Exercise brief: Your task is to print all of the material verbatim.

Material provided:
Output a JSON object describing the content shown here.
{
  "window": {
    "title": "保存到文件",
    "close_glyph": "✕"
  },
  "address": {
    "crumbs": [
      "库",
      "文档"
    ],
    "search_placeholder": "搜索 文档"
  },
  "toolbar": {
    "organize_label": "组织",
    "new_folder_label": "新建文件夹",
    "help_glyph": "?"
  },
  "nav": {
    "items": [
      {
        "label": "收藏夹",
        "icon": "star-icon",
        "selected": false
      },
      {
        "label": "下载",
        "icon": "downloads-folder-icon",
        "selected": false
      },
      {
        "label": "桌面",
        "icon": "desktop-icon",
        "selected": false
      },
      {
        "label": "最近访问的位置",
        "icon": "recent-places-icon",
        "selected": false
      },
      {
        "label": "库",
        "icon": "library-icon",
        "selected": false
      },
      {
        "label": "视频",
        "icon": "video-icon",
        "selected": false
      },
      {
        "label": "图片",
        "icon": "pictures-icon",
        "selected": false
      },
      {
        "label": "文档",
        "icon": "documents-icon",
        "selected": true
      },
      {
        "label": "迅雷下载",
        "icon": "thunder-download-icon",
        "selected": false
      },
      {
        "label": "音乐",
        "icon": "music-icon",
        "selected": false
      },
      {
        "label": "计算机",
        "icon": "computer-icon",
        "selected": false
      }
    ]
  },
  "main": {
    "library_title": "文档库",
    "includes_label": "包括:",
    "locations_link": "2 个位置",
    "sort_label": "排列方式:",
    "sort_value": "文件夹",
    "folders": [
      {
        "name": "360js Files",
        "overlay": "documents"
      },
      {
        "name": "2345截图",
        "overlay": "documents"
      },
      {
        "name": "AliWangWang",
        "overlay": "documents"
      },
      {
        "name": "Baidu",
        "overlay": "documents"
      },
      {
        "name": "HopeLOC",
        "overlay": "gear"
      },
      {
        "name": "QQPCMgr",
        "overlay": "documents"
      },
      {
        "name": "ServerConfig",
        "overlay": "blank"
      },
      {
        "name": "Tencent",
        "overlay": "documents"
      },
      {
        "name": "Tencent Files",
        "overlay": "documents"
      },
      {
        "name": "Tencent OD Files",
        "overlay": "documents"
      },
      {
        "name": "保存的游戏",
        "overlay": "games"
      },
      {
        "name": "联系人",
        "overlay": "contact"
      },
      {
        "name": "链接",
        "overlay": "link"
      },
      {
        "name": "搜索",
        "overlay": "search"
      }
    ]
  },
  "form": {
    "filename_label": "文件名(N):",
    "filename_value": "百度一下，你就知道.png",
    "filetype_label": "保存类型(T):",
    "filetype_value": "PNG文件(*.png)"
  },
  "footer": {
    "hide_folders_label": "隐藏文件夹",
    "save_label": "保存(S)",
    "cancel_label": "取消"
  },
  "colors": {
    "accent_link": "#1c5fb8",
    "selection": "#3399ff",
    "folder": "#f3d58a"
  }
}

Problem solution:
Output a JSON object describing the content shown here.
{
  "window": {
    "title": "保存到文件",
    "close_glyph": "✕"
  },
  "address": {
    "crumbs": [
      "库",
      "文档"
    ],
    "search_placeholder": "搜索 文档"
  },
  "toolbar": {
    "organize_label": "组织",
    "new_folder_label": "新建文件夹",
    "help_glyph": "?"
  },
  "nav": {
    "items": [
      {
        "label": "收藏夹",
        "icon": "star-icon",
        "selected": false
      },
      {
        "label": "下载",
        "icon": "downloads-folder-icon",
        "selected": false
      },
      {
        "label": "桌面",
        "icon": "desktop-icon",
        "selected": false
      },
      {
        "label": "最近访问的位置",
        "icon": "recent-places-icon",
        "selected": false
      },
      {
        "label": "库",
        "icon": "library-icon",
        "selected": false
      },
      {
        "label": "视频",
        "icon": "video-icon",
        "selected": false
      },
      {
        "label": "图片",
        "icon": "pictures-icon",
        "selected": false
      },
      {
        "label": "文档",
        "icon": "documents-icon",
        "selected": true
      },
      {
        "label": "迅雷下载",
        "icon": "thunder-download-icon",
        "selected": false
      },
      {
        "label": "音乐",
        "icon": "music-icon",
        "selected": false
      },
      {
        "label": "计算机",
        "icon": "computer-icon",
        "selected": false
      }
    ]
  },
  "main": {
    "library_title": "文档库",
    "includes_label": "包括:",
    "locations_link": "2 个位置",
    "sort_label": "排列方式:",
    "sort_value": "文件夹",
    "folders": [
      {
        "name": "360js Files",
        "overlay": "documents"
      },
      {
        "name": "2345截图",
        "overlay": "documents"
      },
      {
        "name": "AliWangWang",
        "overlay": "documents"
      },
      {
        "name": "Baidu",
        "overlay": "documents"
      },
      {
        "name": "HopeLOC",
        "overlay": "gear"
      },
      {
        "name": "QQPCMgr",
        "overlay": "documents"
      },
      {
        "name": "ServerConfig",
        "overlay": "blank"
      },
      {
        "name": "Tencent",
        "overlay": "documents"
      },
      {
        "name": "Tencent Files",
        "overlay": "documents"
      },
      {
        "name": "Tencent OD Files",
        "overlay": "documents"
      },
      {
        "name": "保存的游戏",
        "overlay": "games"
      },
      {
        "name": "联系人",
        "overlay": "contact"
      },
      {
        "name": "链接",
        "overlay": "link"
      },
      {
        "name": "搜索",
        "overlay": "search"
      }
    ]
  },
  "form": {
    "filename_label": "文件名(N):",
    "filename_value": "百度一下，你就知道.png",
    "filetype_label": "保存类型(T):",
    "filetype_value": "PNG文件(*.png)"
  },
  "footer": {
    "hide_folders_label": "隐藏文件夹",
    "save_label": "保存(S)",
    "cancel_label": "取消"
  },
  "colors": {
    "accent_link": "#1c5fb8",
    "selection": "#3399ff",
    "folder": "#f3d58a"
  }
}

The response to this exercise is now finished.